### DIRECTIONS
Using the records that follow, copy every line containing the word "skonfigurować".

### RECORDS SUPPLIED
--------------------------------
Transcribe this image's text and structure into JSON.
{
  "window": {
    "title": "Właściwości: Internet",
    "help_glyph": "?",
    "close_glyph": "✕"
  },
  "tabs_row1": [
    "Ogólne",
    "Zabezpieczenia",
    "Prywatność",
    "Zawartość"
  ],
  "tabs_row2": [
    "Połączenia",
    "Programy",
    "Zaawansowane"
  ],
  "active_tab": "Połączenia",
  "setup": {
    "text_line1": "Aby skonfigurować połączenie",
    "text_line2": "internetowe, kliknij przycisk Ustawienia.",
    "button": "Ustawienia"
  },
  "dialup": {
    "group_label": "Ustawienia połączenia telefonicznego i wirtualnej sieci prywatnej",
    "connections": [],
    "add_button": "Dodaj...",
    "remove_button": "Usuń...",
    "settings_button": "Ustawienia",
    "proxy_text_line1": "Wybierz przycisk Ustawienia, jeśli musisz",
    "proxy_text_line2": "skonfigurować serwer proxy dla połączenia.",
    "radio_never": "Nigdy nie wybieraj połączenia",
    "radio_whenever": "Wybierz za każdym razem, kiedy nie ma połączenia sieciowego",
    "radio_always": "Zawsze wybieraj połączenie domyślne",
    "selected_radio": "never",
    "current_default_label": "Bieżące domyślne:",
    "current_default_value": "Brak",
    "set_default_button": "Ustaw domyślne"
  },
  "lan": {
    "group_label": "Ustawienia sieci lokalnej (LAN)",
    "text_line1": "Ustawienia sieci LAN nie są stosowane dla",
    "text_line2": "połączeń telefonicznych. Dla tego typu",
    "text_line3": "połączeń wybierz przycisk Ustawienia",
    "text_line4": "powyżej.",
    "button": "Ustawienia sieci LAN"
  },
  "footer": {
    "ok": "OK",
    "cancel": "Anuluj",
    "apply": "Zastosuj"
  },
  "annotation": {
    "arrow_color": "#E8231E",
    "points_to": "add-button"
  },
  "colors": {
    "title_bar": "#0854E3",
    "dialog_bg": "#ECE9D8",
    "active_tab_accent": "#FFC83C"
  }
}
--------------------------------
### EXERCISE ANSWER
    "text_line1": "Aby skonfigurować połączenie",
    "proxy_text_line2": "skonfigurować serwer proxy dla połączenia.",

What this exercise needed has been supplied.